#### Stated task:
Make an exact copy of the lines, leaving the pictures out.

#### Material provided:
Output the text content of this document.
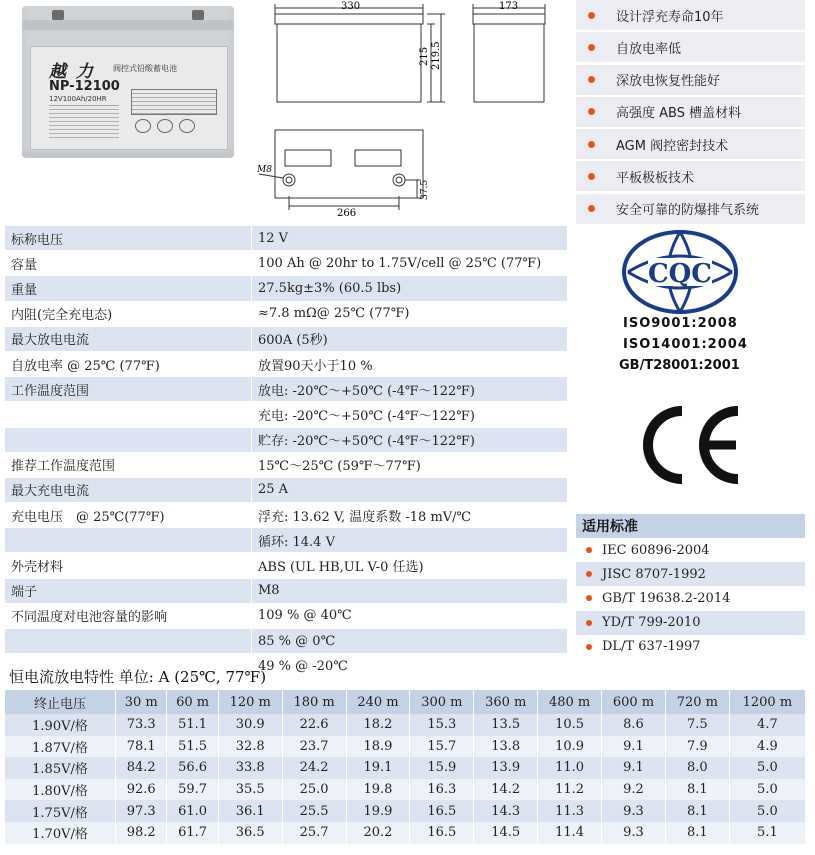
越 力 阀控式铅酸蓄电池
NP-12100
12V100Ah/20HR
330
215 219.5
173
M8
266
37.5
设计浮充寿命10年
自放电率低
深放电恢复性能好
高强度 ABS 槽盖材料
AGM 阀控密封技术
平板极板技术
安全可靠的防爆排气系统
标称电压	12 V
容量	100 Ah @ 20hr to 1.75V/cell @ 25℃ (77℉)
重量	27.5kg±3% (60.5 lbs)
内阻(完全充电态)	≈7.8 mΩ@ 25℃ (77℉)
最大放电电流	600A (5秒)
自放电率 @ 25℃ (77℉)	放置90天小于10 %
工作温度范围	放电: -20℃～+50℃ (-4℉～122℉)
	充电: -20℃～+50℃ (-4℉～122℉)
	贮存: -20℃～+50℃ (-4℉～122℉)
推荐工作温度范围	15℃～25℃ (59℉～77℉)
最大充电电流	25 A
充电电压　@ 25℃(77℉)	浮充: 13.62 V, 温度系数 -18 mV/℃
	循环: 14.4 V
外壳材料	ABS (UL HB,UL V-0 任选)
端子	M8
不同温度对电池容量的影响	109 % @ 40℃
	85 % @ 0℃
	49 % @ -20℃
CQC
ISO9001:2008
ISO14001:2004
GB/T28001:2001
CE
适用标准
IEC 60896-2004
JISC 8707-1992
GB/T 19638.2-2014
YD/T 799-2010
DL/T 637-1997
恒电流放电特性 单位: A (25℃, 77℉)
终止电压	30 m	60 m	120 m	180 m	240 m	300 m	360 m	480 m	600 m	720 m	1200 m
1.90V/格	73.3	51.1	30.9	22.6	18.2	15.3	13.5	10.5	8.6	7.5	4.7
1.87V/格	78.1	51.5	32.8	23.7	18.9	15.7	13.8	10.9	9.1	7.9	4.9
1.85V/格	84.2	56.6	33.8	24.2	19.1	15.9	13.9	11.0	9.1	8.0	5.0
1.80V/格	92.6	59.7	35.5	25.0	19.8	16.3	14.2	11.2	9.2	8.1	5.0
1.75V/格	97.3	61.0	36.1	25.5	19.9	16.5	14.3	11.3	9.3	8.1	5.0
1.70V/格	98.2	61.7	36.5	25.7	20.2	16.5	14.5	11.4	9.3	8.1	5.1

#### Answer to this exercise:
Output the text content of this document.
越 力 阀控式铅酸蓄电池
NP-12100
12V100Ah/20HR
330
215 219.5
173
M8
266
37.5
设计浮充寿命10年
自放电率低
深放电恢复性能好
高强度 ABS 槽盖材料
AGM 阀控密封技术
平板极板技术
安全可靠的防爆排气系统
标称电压	12 V
容量	100 Ah @ 20hr to 1.75V/cell @ 25℃ (77℉)
重量	27.5kg±3% (60.5 lbs)
内阻(完全充电态)	≈7.8 mΩ@ 25℃ (77℉)
最大放电电流	600A (5秒)
自放电率 @ 25℃ (77℉)	放置90天小于10 %
工作温度范围	放电: -20℃～+50℃ (-4℉～122℉)
	充电: -20℃～+50℃ (-4℉～122℉)
	贮存: -20℃～+50℃ (-4℉～122℉)
推荐工作温度范围	15℃～25℃ (59℉～77℉)
最大充电电流	25 A
充电电压　@ 25℃(77℉)	浮充: 13.62 V, 温度系数 -18 mV/℃
	循环: 14.4 V
外壳材料	ABS (UL HB,UL V-0 任选)
端子	M8
不同温度对电池容量的影响	109 % @ 40℃
	85 % @ 0℃
	49 % @ -20℃
CQC
ISO9001:2008
ISO14001:2004
GB/T28001:2001
CE
适用标准
IEC 60896-2004
JISC 8707-1992
GB/T 19638.2-2014
YD/T 799-2010
DL/T 637-1997
恒电流放电特性 单位: A (25℃, 77℉)
终止电压	30 m	60 m	120 m	180 m	240 m	300 m	360 m	480 m	600 m	720 m	1200 m
1.90V/格	73.3	51.1	30.9	22.6	18.2	15.3	13.5	10.5	8.6	7.5	4.7
1.87V/格	78.1	51.5	32.8	23.7	18.9	15.7	13.8	10.9	9.1	7.9	4.9
1.85V/格	84.2	56.6	33.8	24.2	19.1	15.9	13.9	11.0	9.1	8.0	5.0
1.80V/格	92.6	59.7	35.5	25.0	19.8	16.3	14.2	11.2	9.2	8.1	5.0
1.75V/格	97.3	61.0	36.1	25.5	19.9	16.5	14.3	11.3	9.3	8.1	5.0
1.70V/格	98.2	61.7	36.5	25.7	20.2	16.5	14.5	11.4	9.3	8.1	5.1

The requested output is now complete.